====== Raw records
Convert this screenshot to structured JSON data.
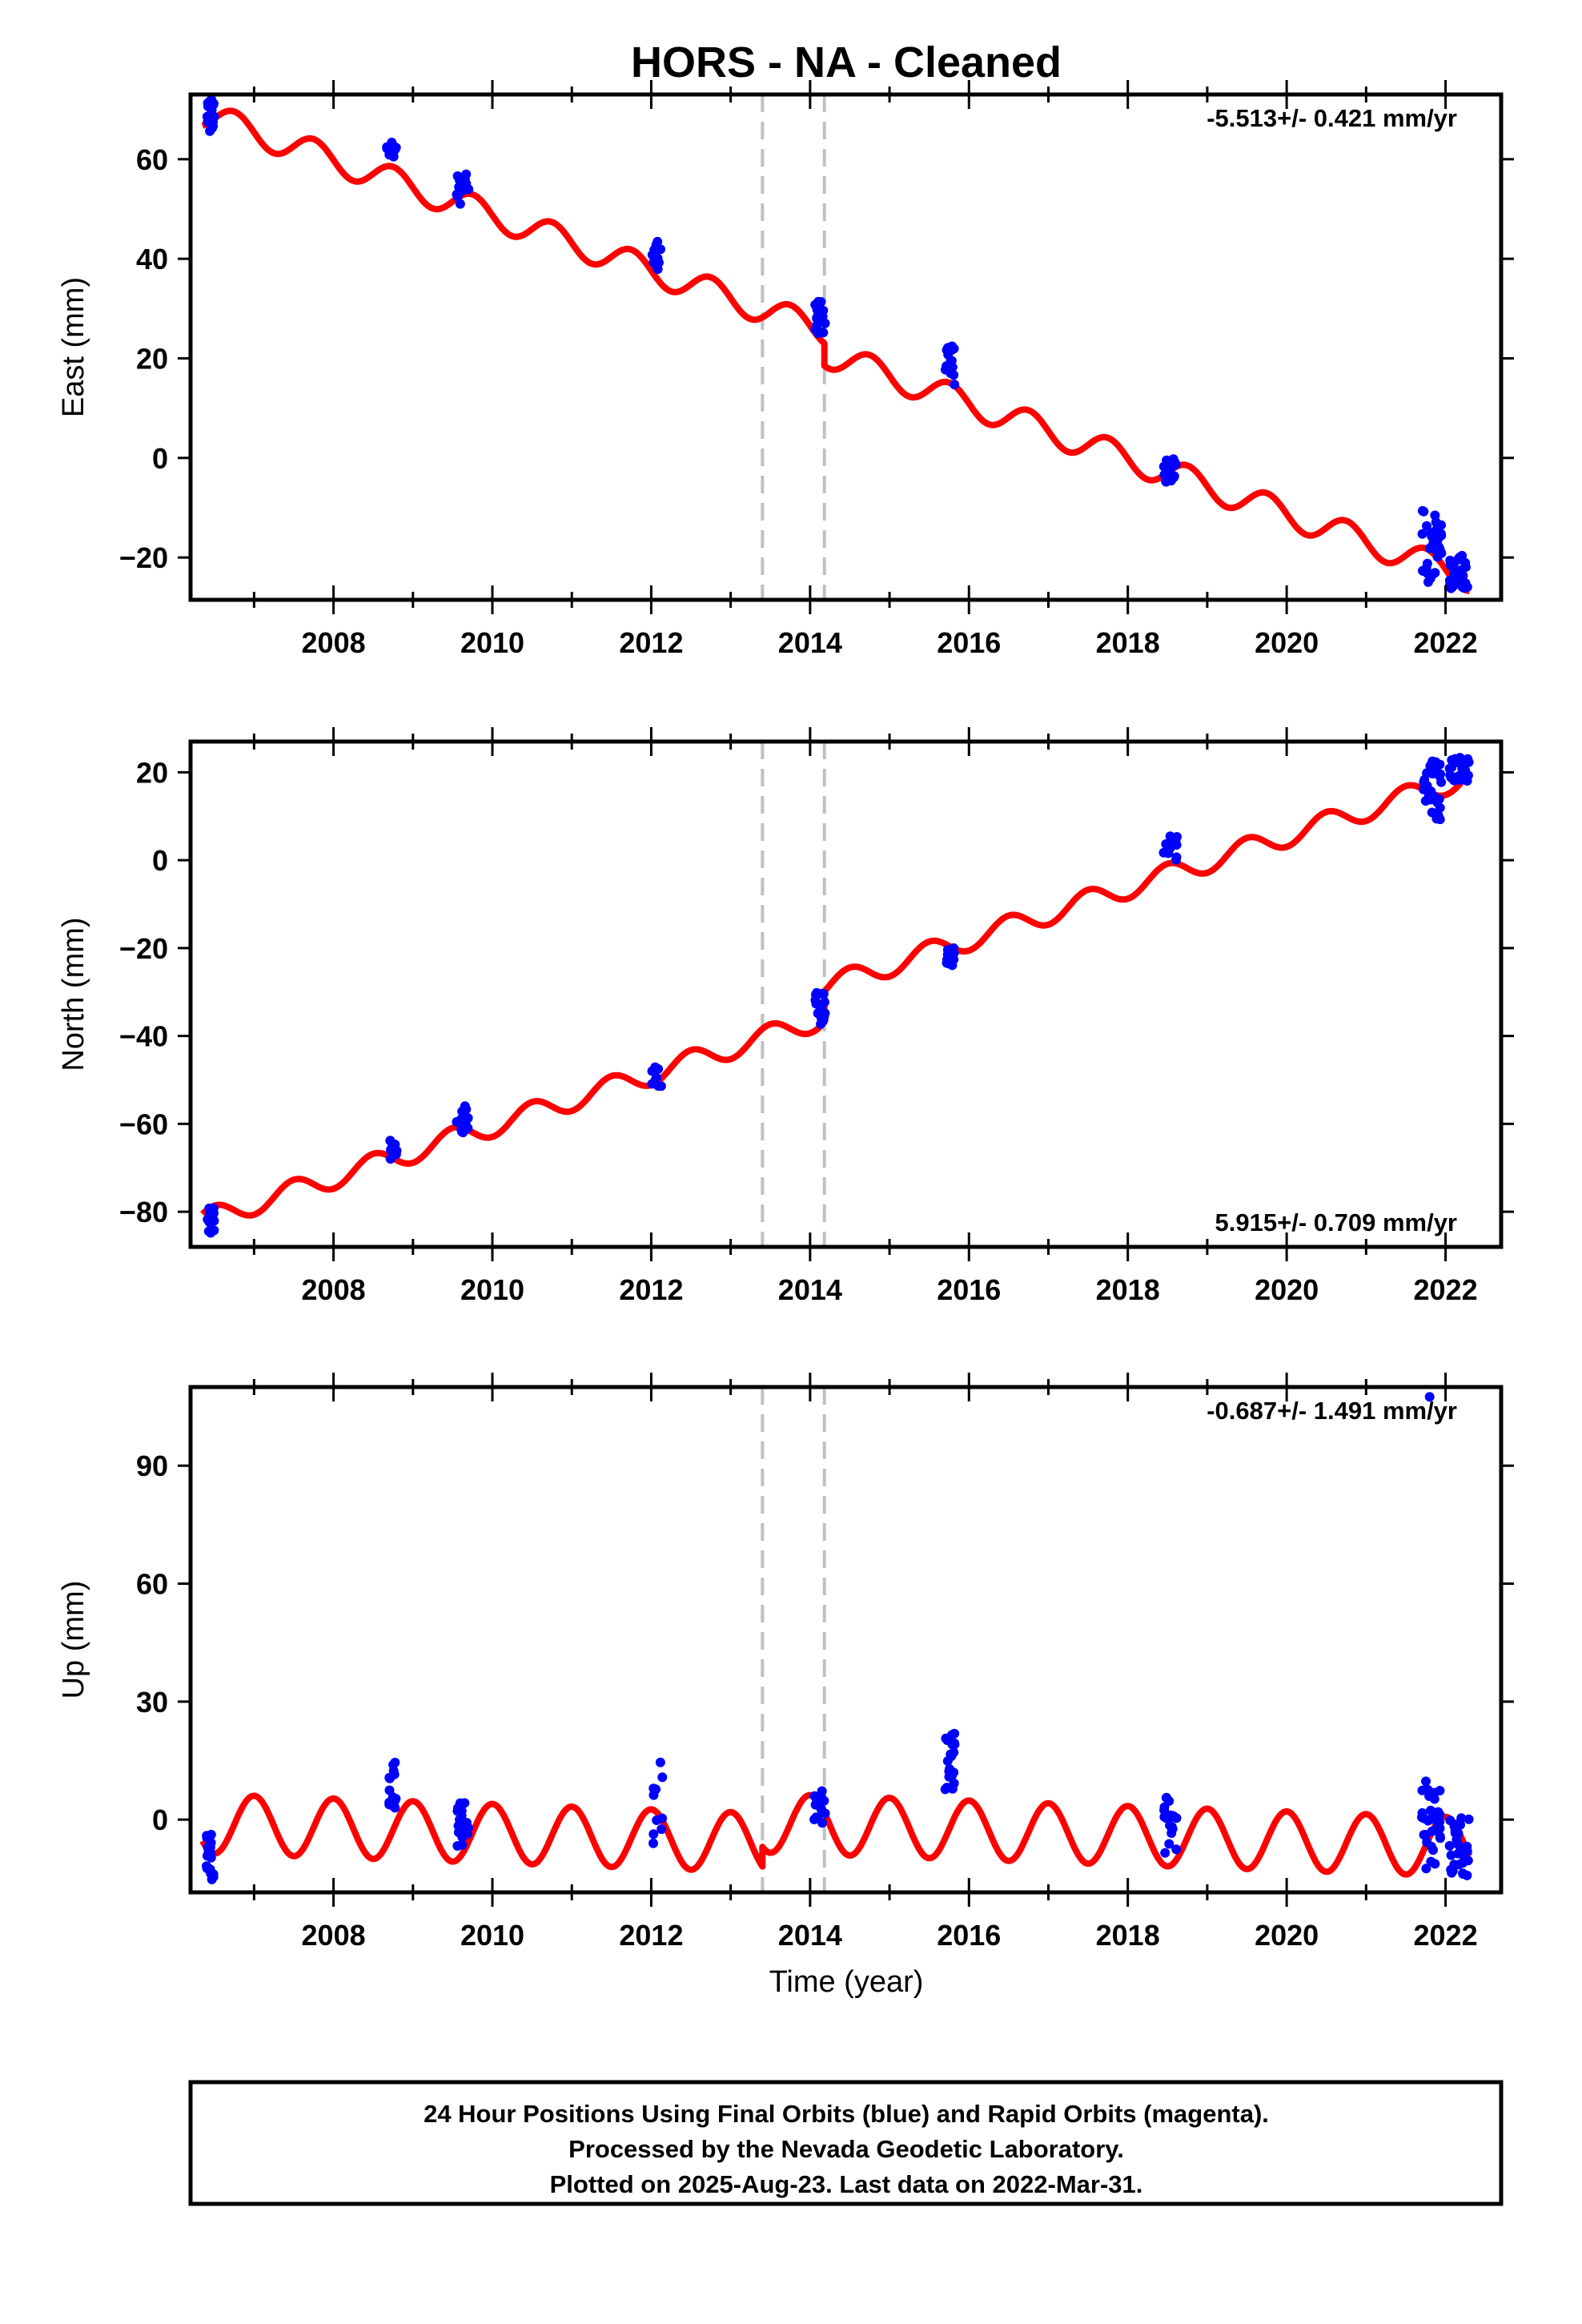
{
  "title": "HORS  - NA - Cleaned",
  "footer": {
    "lines": [
      "24 Hour Positions Using Final Orbits (blue) and Rapid Orbits (magenta).",
      "Processed by the Nevada Geodetic Laboratory.",
      "Plotted on 2025-Aug-23. Last data on 2022-Mar-31."
    ]
  },
  "colors": {
    "observations": "#0000ff",
    "model": "#ff0000",
    "breaks": "#c0c0c0",
    "axes": "#000000"
  },
  "x_axis": {
    "label": "Time (year)",
    "range": [
      2006.2,
      2022.7
    ],
    "ticks": [
      2008,
      2010,
      2012,
      2014,
      2016,
      2018,
      2020,
      2022
    ],
    "tick_labels": [
      "2008",
      "2010",
      "2012",
      "2014",
      "2016",
      "2018",
      "2020",
      "2022"
    ]
  },
  "chart_data": [
    {
      "type": "scatter",
      "component": "east",
      "ylabel": "East (mm)",
      "ylim": [
        -28.5,
        73
      ],
      "yticks": [
        -20,
        0,
        20,
        40,
        60
      ],
      "ytick_labels": [
        "−20",
        "0",
        "20",
        "40",
        "60"
      ],
      "rate": "-5.513+/- 0.421 mm/yr",
      "rate_position": "top-right",
      "breaks": [
        2013.4,
        2014.18
      ],
      "model": {
        "t0": 2006.35,
        "offset": 69.0,
        "slope": -5.55,
        "amplitude": 2.8,
        "phase_year": 2006.75,
        "steps": [
          {
            "year": 2013.4,
            "size": 0
          },
          {
            "year": 2014.18,
            "size": -4.5
          }
        ]
      },
      "clusters": [
        {
          "x": [
            2006.4,
            2006.5
          ],
          "y": [
            65.5,
            72.0
          ],
          "n": 30
        },
        {
          "x": [
            2008.67,
            2008.8
          ],
          "y": [
            60.5,
            63.5
          ],
          "n": 15
        },
        {
          "x": [
            2009.55,
            2009.7
          ],
          "y": [
            51.0,
            57.0
          ],
          "n": 20
        },
        {
          "x": [
            2012.0,
            2012.12
          ],
          "y": [
            37.0,
            44.0
          ],
          "n": 12
        },
        {
          "x": [
            2014.05,
            2014.2
          ],
          "y": [
            25.0,
            31.5
          ],
          "n": 20
        },
        {
          "x": [
            2015.7,
            2015.82
          ],
          "y": [
            14.5,
            22.5
          ],
          "n": 20
        },
        {
          "x": [
            2018.45,
            2018.62
          ],
          "y": [
            -5.0,
            0.0
          ],
          "n": 20
        },
        {
          "x": [
            2021.7,
            2021.95
          ],
          "y": [
            -25.0,
            -10.5
          ],
          "n": 35
        },
        {
          "x": [
            2022.05,
            2022.3
          ],
          "y": [
            -26.5,
            -19.5
          ],
          "n": 30
        }
      ]
    },
    {
      "type": "scatter",
      "component": "north",
      "ylabel": "North (mm)",
      "ylim": [
        -88,
        27
      ],
      "yticks": [
        -80,
        -60,
        -40,
        -20,
        0,
        20
      ],
      "ytick_labels": [
        "−80",
        "−60",
        "−40",
        "−20",
        "0",
        "20"
      ],
      "rate": "5.915+/- 0.709 mm/yr",
      "rate_position": "bottom-right",
      "breaks": [
        2013.4,
        2014.18
      ],
      "model": {
        "t0": 2006.35,
        "offset": -82.0,
        "slope": 5.9,
        "amplitude": 2.5,
        "phase_year": 2006.5,
        "steps": [
          {
            "year": 2013.4,
            "size": 0
          },
          {
            "year": 2014.18,
            "size": 7.0
          }
        ]
      },
      "clusters": [
        {
          "x": [
            2006.4,
            2006.5
          ],
          "y": [
            -85.0,
            -79.0
          ],
          "n": 20
        },
        {
          "x": [
            2008.7,
            2008.8
          ],
          "y": [
            -68.0,
            -63.0
          ],
          "n": 12
        },
        {
          "x": [
            2009.55,
            2009.7
          ],
          "y": [
            -62.0,
            -55.5
          ],
          "n": 15
        },
        {
          "x": [
            2012.0,
            2012.15
          ],
          "y": [
            -51.5,
            -47.0
          ],
          "n": 10
        },
        {
          "x": [
            2014.05,
            2014.2
          ],
          "y": [
            -37.5,
            -29.0
          ],
          "n": 15
        },
        {
          "x": [
            2015.7,
            2015.82
          ],
          "y": [
            -24.0,
            -20.0
          ],
          "n": 15
        },
        {
          "x": [
            2018.45,
            2018.62
          ],
          "y": [
            0.0,
            5.5
          ],
          "n": 15
        },
        {
          "x": [
            2021.7,
            2021.95
          ],
          "y": [
            8.5,
            23.0
          ],
          "n": 30
        },
        {
          "x": [
            2022.05,
            2022.3
          ],
          "y": [
            18.0,
            24.0
          ],
          "n": 25
        }
      ]
    },
    {
      "type": "scatter",
      "component": "up",
      "ylabel": "Up (mm)",
      "ylim": [
        -18.5,
        110
      ],
      "yticks": [
        0,
        30,
        60,
        90
      ],
      "ytick_labels": [
        "0",
        "30",
        "60",
        "90"
      ],
      "rate": "-0.687+/- 1.491 mm/yr",
      "rate_position": "top-right",
      "breaks": [
        2013.4,
        2014.18
      ],
      "model": {
        "t0": 2006.35,
        "offset": -1.0,
        "slope": -0.69,
        "amplitude": 7.5,
        "phase_year": 2006.0,
        "steps": [
          {
            "year": 2013.4,
            "size": 5.0
          },
          {
            "year": 2014.18,
            "size": 0
          }
        ]
      },
      "clusters": [
        {
          "x": [
            2006.4,
            2006.5
          ],
          "y": [
            -16.0,
            -3.0
          ],
          "n": 20
        },
        {
          "x": [
            2008.7,
            2008.8
          ],
          "y": [
            3.0,
            16.0
          ],
          "n": 15
        },
        {
          "x": [
            2009.55,
            2009.7
          ],
          "y": [
            -7.0,
            5.5
          ],
          "n": 20
        },
        {
          "x": [
            2012.0,
            2012.15
          ],
          "y": [
            -7.0,
            15.5
          ],
          "n": 10
        },
        {
          "x": [
            2014.05,
            2014.2
          ],
          "y": [
            -1.0,
            8.0
          ],
          "n": 15
        },
        {
          "x": [
            2015.7,
            2015.82
          ],
          "y": [
            7.0,
            22.5
          ],
          "n": 25
        },
        {
          "x": [
            2018.45,
            2018.62
          ],
          "y": [
            -9.0,
            6.0
          ],
          "n": 20
        },
        {
          "x": [
            2021.7,
            2021.95
          ],
          "y": [
            -12.5,
            11.0
          ],
          "n": 35
        },
        {
          "x": [
            2022.05,
            2022.3
          ],
          "y": [
            -15.0,
            1.0
          ],
          "n": 30
        },
        {
          "x": [
            2021.8,
            2021.8
          ],
          "y": [
            107.5,
            107.5
          ],
          "n": 1
        }
      ]
    }
  ]
}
============
* **Written instruction**: Reproduce the whole listing exactly, but not the images in it.

* **Output for this exercise**:
Convert this screenshot to structured JSON data.
{
  "title": "HORS  - NA - Cleaned",
  "footer": {
    "lines": [
      "24 Hour Positions Using Final Orbits (blue) and Rapid Orbits (magenta).",
      "Processed by the Nevada Geodetic Laboratory.",
      "Plotted on 2025-Aug-23. Last data on 2022-Mar-31."
    ]
  },
  "colors": {
    "observations": "#0000ff",
    "model": "#ff0000",
    "breaks": "#c0c0c0",
    "axes": "#000000"
  },
  "x_axis": {
    "label": "Time (year)",
    "range": [
      2006.2,
      2022.7
    ],
    "ticks": [
      2008,
      2010,
      2012,
      2014,
      2016,
      2018,
      2020,
      2022
    ],
    "tick_labels": [
      "2008",
      "2010",
      "2012",
      "2014",
      "2016",
      "2018",
      "2020",
      "2022"
    ]
  },
  "chart_data": [
    {
      "type": "scatter",
      "component": "east",
      "ylabel": "East (mm)",
      "ylim": [
        -28.5,
        73
      ],
      "yticks": [
        -20,
        0,
        20,
        40,
        60
      ],
      "ytick_labels": [
        "−20",
        "0",
        "20",
        "40",
        "60"
      ],
      "rate": "-5.513+/- 0.421 mm/yr",
      "rate_position": "top-right",
      "breaks": [
        2013.4,
        2014.18
      ],
      "model": {
        "t0": 2006.35,
        "offset": 69.0,
        "slope": -5.55,
        "amplitude": 2.8,
        "phase_year": 2006.75,
        "steps": [
          {
            "year": 2013.4,
            "size": 0
          },
          {
            "year": 2014.18,
            "size": -4.5
          }
        ]
      },
      "clusters": [
        {
          "x": [
            2006.4,
            2006.5
          ],
          "y": [
            65.5,
            72.0
          ],
          "n": 30
        },
        {
          "x": [
            2008.67,
            2008.8
          ],
          "y": [
            60.5,
            63.5
          ],
          "n": 15
        },
        {
          "x": [
            2009.55,
            2009.7
          ],
          "y": [
            51.0,
            57.0
          ],
          "n": 20
        },
        {
          "x": [
            2012.0,
            2012.12
          ],
          "y": [
            37.0,
            44.0
          ],
          "n": 12
        },
        {
          "x": [
            2014.05,
            2014.2
          ],
          "y": [
            25.0,
            31.5
          ],
          "n": 20
        },
        {
          "x": [
            2015.7,
            2015.82
          ],
          "y": [
            14.5,
            22.5
          ],
          "n": 20
        },
        {
          "x": [
            2018.45,
            2018.62
          ],
          "y": [
            -5.0,
            0.0
          ],
          "n": 20
        },
        {
          "x": [
            2021.7,
            2021.95
          ],
          "y": [
            -25.0,
            -10.5
          ],
          "n": 35
        },
        {
          "x": [
            2022.05,
            2022.3
          ],
          "y": [
            -26.5,
            -19.5
          ],
          "n": 30
        }
      ]
    },
    {
      "type": "scatter",
      "component": "north",
      "ylabel": "North (mm)",
      "ylim": [
        -88,
        27
      ],
      "yticks": [
        -80,
        -60,
        -40,
        -20,
        0,
        20
      ],
      "ytick_labels": [
        "−80",
        "−60",
        "−40",
        "−20",
        "0",
        "20"
      ],
      "rate": "5.915+/- 0.709 mm/yr",
      "rate_position": "bottom-right",
      "breaks": [
        2013.4,
        2014.18
      ],
      "model": {
        "t0": 2006.35,
        "offset": -82.0,
        "slope": 5.9,
        "amplitude": 2.5,
        "phase_year": 2006.5,
        "steps": [
          {
            "year": 2013.4,
            "size": 0
          },
          {
            "year": 2014.18,
            "size": 7.0
          }
        ]
      },
      "clusters": [
        {
          "x": [
            2006.4,
            2006.5
          ],
          "y": [
            -85.0,
            -79.0
          ],
          "n": 20
        },
        {
          "x": [
            2008.7,
            2008.8
          ],
          "y": [
            -68.0,
            -63.0
          ],
          "n": 12
        },
        {
          "x": [
            2009.55,
            2009.7
          ],
          "y": [
            -62.0,
            -55.5
          ],
          "n": 15
        },
        {
          "x": [
            2012.0,
            2012.15
          ],
          "y": [
            -51.5,
            -47.0
          ],
          "n": 10
        },
        {
          "x": [
            2014.05,
            2014.2
          ],
          "y": [
            -37.5,
            -29.0
          ],
          "n": 15
        },
        {
          "x": [
            2015.7,
            2015.82
          ],
          "y": [
            -24.0,
            -20.0
          ],
          "n": 15
        },
        {
          "x": [
            2018.45,
            2018.62
          ],
          "y": [
            0.0,
            5.5
          ],
          "n": 15
        },
        {
          "x": [
            2021.7,
            2021.95
          ],
          "y": [
            8.5,
            23.0
          ],
          "n": 30
        },
        {
          "x": [
            2022.05,
            2022.3
          ],
          "y": [
            18.0,
            24.0
          ],
          "n": 25
        }
      ]
    },
    {
      "type": "scatter",
      "component": "up",
      "ylabel": "Up (mm)",
      "ylim": [
        -18.5,
        110
      ],
      "yticks": [
        0,
        30,
        60,
        90
      ],
      "ytick_labels": [
        "0",
        "30",
        "60",
        "90"
      ],
      "rate": "-0.687+/- 1.491 mm/yr",
      "rate_position": "top-right",
      "breaks": [
        2013.4,
        2014.18
      ],
      "model": {
        "t0": 2006.35,
        "offset": -1.0,
        "slope": -0.69,
        "amplitude": 7.5,
        "phase_year": 2006.0,
        "steps": [
          {
            "year": 2013.4,
            "size": 5.0
          },
          {
            "year": 2014.18,
            "size": 0
          }
        ]
      },
      "clusters": [
        {
          "x": [
            2006.4,
            2006.5
          ],
          "y": [
            -16.0,
            -3.0
          ],
          "n": 20
        },
        {
          "x": [
            2008.7,
            2008.8
          ],
          "y": [
            3.0,
            16.0
          ],
          "n": 15
        },
        {
          "x": [
            2009.55,
            2009.7
          ],
          "y": [
            -7.0,
            5.5
          ],
          "n": 20
        },
        {
          "x": [
            2012.0,
            2012.15
          ],
          "y": [
            -7.0,
            15.5
          ],
          "n": 10
        },
        {
          "x": [
            2014.05,
            2014.2
          ],
          "y": [
            -1.0,
            8.0
          ],
          "n": 15
        },
        {
          "x": [
            2015.7,
            2015.82
          ],
          "y": [
            7.0,
            22.5
          ],
          "n": 25
        },
        {
          "x": [
            2018.45,
            2018.62
          ],
          "y": [
            -9.0,
            6.0
          ],
          "n": 20
        },
        {
          "x": [
            2021.7,
            2021.95
          ],
          "y": [
            -12.5,
            11.0
          ],
          "n": 35
        },
        {
          "x": [
            2022.05,
            2022.3
          ],
          "y": [
            -15.0,
            1.0
          ],
          "n": 30
        },
        {
          "x": [
            2021.8,
            2021.8
          ],
          "y": [
            107.5,
            107.5
          ],
          "n": 1
        }
      ]
    }
  ]
}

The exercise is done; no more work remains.